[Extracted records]

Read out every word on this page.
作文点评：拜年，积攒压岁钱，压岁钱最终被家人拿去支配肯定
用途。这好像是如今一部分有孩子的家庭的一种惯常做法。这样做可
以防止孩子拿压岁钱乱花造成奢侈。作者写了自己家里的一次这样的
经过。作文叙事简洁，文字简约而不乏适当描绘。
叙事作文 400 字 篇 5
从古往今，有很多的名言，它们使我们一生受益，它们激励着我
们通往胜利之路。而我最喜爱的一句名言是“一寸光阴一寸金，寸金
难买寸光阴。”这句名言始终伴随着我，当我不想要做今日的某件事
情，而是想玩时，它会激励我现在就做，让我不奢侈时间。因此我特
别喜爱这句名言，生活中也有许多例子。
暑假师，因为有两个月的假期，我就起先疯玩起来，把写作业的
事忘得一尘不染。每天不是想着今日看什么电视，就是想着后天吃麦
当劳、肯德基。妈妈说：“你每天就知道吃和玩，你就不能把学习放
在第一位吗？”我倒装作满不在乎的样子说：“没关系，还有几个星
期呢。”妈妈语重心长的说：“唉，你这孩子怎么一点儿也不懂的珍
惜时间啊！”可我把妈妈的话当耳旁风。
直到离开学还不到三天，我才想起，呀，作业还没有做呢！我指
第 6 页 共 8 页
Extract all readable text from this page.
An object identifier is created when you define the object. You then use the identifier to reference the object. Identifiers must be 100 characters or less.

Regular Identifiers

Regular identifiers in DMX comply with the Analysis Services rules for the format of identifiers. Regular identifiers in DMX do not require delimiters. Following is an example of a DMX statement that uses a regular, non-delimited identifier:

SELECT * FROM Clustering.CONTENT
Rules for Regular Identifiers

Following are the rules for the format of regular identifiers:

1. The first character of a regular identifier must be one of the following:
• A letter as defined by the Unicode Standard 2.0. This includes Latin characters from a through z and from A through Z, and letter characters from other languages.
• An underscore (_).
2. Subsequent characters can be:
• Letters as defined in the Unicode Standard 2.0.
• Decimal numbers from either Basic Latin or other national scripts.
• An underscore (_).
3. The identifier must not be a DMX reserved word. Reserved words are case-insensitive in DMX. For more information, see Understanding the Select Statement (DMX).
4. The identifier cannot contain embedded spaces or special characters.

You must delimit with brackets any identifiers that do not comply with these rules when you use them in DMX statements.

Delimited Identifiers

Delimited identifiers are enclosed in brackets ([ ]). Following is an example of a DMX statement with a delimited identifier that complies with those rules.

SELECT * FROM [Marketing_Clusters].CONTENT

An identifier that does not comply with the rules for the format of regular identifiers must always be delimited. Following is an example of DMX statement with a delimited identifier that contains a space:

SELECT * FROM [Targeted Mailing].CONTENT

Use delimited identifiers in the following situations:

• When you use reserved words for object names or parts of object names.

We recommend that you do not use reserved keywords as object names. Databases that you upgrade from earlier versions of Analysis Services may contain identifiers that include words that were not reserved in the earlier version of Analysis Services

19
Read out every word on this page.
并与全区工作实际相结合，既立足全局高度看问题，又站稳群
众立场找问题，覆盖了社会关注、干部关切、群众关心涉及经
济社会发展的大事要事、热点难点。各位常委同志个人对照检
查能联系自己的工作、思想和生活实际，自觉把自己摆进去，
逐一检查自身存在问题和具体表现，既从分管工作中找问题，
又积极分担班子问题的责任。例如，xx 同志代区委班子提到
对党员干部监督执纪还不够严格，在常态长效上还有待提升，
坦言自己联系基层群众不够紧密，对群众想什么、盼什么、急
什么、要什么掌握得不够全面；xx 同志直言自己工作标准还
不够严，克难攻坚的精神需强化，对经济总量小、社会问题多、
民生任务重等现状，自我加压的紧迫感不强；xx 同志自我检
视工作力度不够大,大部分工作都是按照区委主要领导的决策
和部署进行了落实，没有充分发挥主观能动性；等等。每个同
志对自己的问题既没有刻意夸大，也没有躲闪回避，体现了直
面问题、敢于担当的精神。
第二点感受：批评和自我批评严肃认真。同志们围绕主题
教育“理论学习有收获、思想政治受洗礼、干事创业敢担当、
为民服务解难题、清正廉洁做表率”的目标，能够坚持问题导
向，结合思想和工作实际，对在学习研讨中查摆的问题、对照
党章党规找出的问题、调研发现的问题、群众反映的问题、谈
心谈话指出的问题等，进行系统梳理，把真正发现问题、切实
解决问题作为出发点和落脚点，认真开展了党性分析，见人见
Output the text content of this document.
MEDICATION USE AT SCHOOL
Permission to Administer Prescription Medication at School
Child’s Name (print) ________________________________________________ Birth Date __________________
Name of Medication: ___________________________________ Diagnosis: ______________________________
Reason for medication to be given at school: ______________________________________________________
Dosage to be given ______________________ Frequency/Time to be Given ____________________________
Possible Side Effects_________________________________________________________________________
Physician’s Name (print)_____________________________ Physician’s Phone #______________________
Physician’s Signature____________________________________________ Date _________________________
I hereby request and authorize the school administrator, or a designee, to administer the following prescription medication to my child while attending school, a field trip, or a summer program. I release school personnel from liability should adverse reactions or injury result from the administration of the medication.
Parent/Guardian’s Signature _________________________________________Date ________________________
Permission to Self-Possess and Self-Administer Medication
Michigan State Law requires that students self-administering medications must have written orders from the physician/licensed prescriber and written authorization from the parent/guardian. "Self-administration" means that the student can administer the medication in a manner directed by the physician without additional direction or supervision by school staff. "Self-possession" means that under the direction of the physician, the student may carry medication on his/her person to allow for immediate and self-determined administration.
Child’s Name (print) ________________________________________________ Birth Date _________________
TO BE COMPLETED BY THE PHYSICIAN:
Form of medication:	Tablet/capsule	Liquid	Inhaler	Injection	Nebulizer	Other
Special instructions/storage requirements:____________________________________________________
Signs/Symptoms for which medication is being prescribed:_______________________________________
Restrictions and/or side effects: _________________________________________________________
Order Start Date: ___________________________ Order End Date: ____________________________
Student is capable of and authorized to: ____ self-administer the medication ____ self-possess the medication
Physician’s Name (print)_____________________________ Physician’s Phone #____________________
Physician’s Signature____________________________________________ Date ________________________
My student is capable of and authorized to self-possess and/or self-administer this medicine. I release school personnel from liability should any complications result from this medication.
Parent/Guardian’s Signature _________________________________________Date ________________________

◆ Problem
Find and copy every line in the entries above where the string "administration" occurs.

◆ Full output
I hereby request and authorize the school administrator, or a designee, to administer the following prescription medication to my child while attending school, a field trip, or a summer program. I release school personnel from liability should adverse reactions or injury result from the administration of the medication.
Michigan State Law requires that students self-administering medications must have written orders from the physician/licensed prescriber and written authorization from the parent/guardian. "Self-administration" means that the student can administer the medication in a manner directed by the physician without additional direction or supervision by school staff. "Self-possession" means that under the direction of the physician, the student may carry medication on his/her person to allow for immediate and self-determined administration.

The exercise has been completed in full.